→ WHAT TO WORK ON
Exactly reproduce the lines that follow.

Items from a dataset
++++++++

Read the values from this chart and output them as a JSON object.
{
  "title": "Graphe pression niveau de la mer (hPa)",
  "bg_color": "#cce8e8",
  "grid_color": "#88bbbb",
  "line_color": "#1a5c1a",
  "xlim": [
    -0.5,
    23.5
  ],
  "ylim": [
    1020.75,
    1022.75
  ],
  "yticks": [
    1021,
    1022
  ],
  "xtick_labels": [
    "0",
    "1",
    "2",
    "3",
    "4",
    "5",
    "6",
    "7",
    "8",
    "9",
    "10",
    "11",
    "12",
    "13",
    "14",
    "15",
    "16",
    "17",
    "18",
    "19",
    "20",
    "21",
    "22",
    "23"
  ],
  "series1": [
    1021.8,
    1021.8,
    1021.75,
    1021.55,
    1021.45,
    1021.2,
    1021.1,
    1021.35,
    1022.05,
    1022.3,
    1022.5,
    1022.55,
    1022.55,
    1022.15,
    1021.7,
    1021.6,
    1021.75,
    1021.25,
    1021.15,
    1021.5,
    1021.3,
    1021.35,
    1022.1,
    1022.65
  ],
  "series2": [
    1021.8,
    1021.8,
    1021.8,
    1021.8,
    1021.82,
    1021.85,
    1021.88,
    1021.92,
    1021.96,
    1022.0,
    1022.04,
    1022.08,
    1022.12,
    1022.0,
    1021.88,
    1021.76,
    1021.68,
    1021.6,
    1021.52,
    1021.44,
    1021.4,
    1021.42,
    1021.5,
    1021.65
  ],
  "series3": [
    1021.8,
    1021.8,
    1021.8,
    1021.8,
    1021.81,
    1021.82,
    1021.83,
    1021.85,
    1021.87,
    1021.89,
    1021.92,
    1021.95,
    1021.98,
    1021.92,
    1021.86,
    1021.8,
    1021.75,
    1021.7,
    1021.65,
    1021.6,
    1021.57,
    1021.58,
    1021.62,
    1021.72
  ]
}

++++++++

→ WRITTEN ANSWER
Read the values from this chart and output them as a JSON object.
{
  "title": "Graphe pression niveau de la mer (hPa)",
  "bg_color": "#cce8e8",
  "grid_color": "#88bbbb",
  "line_color": "#1a5c1a",
  "xlim": [
    -0.5,
    23.5
  ],
  "ylim": [
    1020.75,
    1022.75
  ],
  "yticks": [
    1021,
    1022
  ],
  "xtick_labels": [
    "0",
    "1",
    "2",
    "3",
    "4",
    "5",
    "6",
    "7",
    "8",
    "9",
    "10",
    "11",
    "12",
    "13",
    "14",
    "15",
    "16",
    "17",
    "18",
    "19",
    "20",
    "21",
    "22",
    "23"
  ],
  "series1": [
    1021.8,
    1021.8,
    1021.75,
    1021.55,
    1021.45,
    1021.2,
    1021.1,
    1021.35,
    1022.05,
    1022.3,
    1022.5,
    1022.55,
    1022.55,
    1022.15,
    1021.7,
    1021.6,
    1021.75,
    1021.25,
    1021.15,
    1021.5,
    1021.3,
    1021.35,
    1022.1,
    1022.65
  ],
  "series2": [
    1021.8,
    1021.8,
    1021.8,
    1021.8,
    1021.82,
    1021.85,
    1021.88,
    1021.92,
    1021.96,
    1022.0,
    1022.04,
    1022.08,
    1022.12,
    1022.0,
    1021.88,
    1021.76,
    1021.68,
    1021.6,
    1021.52,
    1021.44,
    1021.4,
    1021.42,
    1021.5,
    1021.65
  ],
  "series3": [
    1021.8,
    1021.8,
    1021.8,
    1021.8,
    1021.81,
    1021.82,
    1021.83,
    1021.85,
    1021.87,
    1021.89,
    1021.92,
    1021.95,
    1021.98,
    1021.92,
    1021.86,
    1021.8,
    1021.75,
    1021.7,
    1021.65,
    1021.6,
    1021.57,
    1021.58,
    1021.62,
    1021.72
  ]
}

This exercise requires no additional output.